▸ WHAT TO DO
Look below and pull out each line with the word "title".

## begin INPUT ROWS

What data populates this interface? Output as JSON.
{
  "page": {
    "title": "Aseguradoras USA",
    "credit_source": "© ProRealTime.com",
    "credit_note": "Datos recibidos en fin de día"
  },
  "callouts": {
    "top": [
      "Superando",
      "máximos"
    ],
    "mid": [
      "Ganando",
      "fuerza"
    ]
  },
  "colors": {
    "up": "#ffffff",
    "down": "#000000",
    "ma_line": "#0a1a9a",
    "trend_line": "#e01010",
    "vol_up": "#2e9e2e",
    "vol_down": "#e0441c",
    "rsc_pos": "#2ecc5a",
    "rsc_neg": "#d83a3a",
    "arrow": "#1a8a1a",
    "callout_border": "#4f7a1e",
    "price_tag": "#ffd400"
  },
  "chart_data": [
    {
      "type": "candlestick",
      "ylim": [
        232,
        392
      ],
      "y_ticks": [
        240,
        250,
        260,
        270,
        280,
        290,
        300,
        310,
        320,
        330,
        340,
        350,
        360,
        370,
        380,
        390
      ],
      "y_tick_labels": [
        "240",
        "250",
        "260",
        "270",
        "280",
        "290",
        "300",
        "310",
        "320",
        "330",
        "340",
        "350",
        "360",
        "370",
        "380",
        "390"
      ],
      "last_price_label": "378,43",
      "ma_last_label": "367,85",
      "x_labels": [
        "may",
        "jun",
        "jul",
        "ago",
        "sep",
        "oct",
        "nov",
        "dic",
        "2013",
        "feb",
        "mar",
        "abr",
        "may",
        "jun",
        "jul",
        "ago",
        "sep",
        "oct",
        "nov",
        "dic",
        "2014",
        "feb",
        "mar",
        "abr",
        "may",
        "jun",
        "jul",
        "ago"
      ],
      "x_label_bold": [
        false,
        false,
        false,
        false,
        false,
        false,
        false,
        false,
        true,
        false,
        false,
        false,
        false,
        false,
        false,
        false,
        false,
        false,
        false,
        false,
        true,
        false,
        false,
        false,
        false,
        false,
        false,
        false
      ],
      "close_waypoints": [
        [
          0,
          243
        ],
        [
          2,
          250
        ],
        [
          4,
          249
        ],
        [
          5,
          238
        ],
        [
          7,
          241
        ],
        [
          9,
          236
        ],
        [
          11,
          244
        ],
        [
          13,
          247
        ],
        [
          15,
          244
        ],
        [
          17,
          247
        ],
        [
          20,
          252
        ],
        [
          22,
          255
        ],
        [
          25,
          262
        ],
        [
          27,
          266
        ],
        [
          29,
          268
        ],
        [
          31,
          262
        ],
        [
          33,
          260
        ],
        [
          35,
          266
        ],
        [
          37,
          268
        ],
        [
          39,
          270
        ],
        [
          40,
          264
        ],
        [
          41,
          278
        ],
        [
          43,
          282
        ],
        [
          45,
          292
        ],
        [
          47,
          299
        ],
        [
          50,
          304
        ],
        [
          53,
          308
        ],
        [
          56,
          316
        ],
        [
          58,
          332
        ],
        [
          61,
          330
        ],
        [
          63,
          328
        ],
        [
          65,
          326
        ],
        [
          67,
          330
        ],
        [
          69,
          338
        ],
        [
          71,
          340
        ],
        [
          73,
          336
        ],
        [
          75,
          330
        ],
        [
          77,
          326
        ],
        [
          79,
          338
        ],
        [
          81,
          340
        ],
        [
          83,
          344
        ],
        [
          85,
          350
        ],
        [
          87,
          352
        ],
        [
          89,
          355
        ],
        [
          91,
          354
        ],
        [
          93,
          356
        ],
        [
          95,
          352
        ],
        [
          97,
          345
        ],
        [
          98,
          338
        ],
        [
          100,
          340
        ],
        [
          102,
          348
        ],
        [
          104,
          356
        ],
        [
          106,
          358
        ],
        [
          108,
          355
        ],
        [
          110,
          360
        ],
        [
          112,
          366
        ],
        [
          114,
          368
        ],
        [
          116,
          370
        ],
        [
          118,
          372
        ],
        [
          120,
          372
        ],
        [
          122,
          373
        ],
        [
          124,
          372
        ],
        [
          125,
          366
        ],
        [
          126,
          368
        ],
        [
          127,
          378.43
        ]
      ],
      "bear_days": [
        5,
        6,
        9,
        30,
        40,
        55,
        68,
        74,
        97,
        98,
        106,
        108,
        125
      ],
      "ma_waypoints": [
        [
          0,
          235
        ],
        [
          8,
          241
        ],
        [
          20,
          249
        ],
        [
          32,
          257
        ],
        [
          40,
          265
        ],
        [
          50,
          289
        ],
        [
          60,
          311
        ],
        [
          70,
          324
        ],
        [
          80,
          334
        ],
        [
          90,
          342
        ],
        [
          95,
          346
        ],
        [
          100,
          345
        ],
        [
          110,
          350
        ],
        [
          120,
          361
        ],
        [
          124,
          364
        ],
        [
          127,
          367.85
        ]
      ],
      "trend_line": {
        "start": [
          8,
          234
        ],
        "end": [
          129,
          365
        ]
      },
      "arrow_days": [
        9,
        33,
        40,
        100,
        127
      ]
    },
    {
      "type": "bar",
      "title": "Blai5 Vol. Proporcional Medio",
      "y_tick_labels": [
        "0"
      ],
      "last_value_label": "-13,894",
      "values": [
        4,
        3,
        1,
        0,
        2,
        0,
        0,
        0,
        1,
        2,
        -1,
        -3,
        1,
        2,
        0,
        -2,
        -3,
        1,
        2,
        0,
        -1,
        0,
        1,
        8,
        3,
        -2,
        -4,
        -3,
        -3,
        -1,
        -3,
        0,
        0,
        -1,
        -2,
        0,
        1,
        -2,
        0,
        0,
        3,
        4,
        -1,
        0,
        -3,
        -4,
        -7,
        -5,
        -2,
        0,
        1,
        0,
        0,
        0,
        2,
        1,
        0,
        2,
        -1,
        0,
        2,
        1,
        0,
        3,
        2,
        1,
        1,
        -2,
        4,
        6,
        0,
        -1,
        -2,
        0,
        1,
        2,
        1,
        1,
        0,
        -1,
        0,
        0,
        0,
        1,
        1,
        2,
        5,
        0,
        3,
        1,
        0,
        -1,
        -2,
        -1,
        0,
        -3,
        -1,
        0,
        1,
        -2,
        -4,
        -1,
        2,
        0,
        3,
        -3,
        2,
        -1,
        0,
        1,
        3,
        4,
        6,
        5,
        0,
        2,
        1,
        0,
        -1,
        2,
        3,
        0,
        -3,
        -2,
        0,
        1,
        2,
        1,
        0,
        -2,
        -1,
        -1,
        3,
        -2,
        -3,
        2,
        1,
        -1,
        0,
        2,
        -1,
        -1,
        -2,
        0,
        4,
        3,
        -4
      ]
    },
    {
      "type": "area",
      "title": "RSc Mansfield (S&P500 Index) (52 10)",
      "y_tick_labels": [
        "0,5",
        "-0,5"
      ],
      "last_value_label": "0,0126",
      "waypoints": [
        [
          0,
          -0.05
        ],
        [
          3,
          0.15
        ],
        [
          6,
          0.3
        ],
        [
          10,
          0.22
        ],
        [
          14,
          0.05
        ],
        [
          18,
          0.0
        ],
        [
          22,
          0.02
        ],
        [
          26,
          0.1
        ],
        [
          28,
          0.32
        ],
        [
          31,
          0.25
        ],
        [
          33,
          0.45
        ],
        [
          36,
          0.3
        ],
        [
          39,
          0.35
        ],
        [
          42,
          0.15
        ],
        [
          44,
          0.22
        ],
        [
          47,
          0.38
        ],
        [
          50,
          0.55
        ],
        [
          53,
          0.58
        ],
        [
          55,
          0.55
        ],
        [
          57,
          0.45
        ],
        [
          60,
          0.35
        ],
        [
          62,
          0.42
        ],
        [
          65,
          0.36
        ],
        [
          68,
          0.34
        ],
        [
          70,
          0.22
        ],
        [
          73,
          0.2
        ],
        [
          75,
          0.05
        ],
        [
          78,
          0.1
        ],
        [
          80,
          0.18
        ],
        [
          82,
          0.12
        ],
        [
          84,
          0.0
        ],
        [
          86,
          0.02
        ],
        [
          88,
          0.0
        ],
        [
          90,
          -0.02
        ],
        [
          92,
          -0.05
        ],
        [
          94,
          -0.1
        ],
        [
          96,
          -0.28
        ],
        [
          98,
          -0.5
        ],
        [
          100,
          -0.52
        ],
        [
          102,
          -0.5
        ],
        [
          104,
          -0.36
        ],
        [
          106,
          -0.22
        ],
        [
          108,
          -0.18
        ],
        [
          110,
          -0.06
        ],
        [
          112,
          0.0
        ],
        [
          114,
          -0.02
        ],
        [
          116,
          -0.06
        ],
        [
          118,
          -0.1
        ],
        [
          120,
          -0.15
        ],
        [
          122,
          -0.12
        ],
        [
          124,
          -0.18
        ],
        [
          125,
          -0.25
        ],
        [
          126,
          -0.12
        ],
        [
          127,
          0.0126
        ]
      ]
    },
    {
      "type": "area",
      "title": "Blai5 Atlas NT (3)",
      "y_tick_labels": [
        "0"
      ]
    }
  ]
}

## end INPUT ROWS

▸ THE RESPONSE
    "title": "Aseguradoras USA",
      "title": "Blai5 Vol. Proporcional Medio",
      "title": "RSc Mansfield (S&P500 Index) (52 10)",
      "title": "Blai5 Atlas NT (3)",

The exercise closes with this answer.